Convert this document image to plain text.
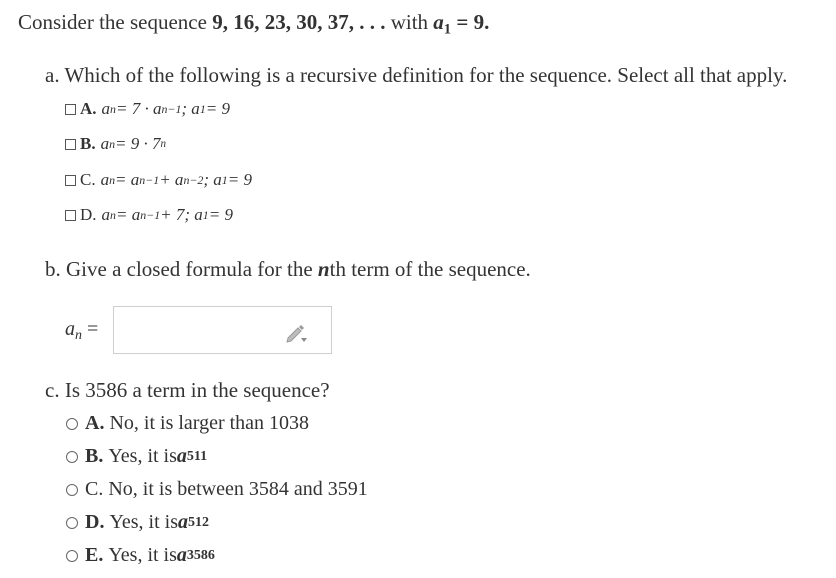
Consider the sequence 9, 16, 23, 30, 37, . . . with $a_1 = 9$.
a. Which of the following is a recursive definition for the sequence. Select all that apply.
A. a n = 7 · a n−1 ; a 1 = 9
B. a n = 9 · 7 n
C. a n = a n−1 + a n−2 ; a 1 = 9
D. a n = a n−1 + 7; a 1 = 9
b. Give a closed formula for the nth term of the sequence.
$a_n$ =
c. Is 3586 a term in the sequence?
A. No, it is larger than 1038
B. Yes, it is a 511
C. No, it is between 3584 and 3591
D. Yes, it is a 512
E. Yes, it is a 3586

> Aim of the task
Identify every line holding the word "term" and copy it out.

> Finished exercise
b. Give a closed formula for the nth term of the sequence.
c. Is 3586 a term in the sequence?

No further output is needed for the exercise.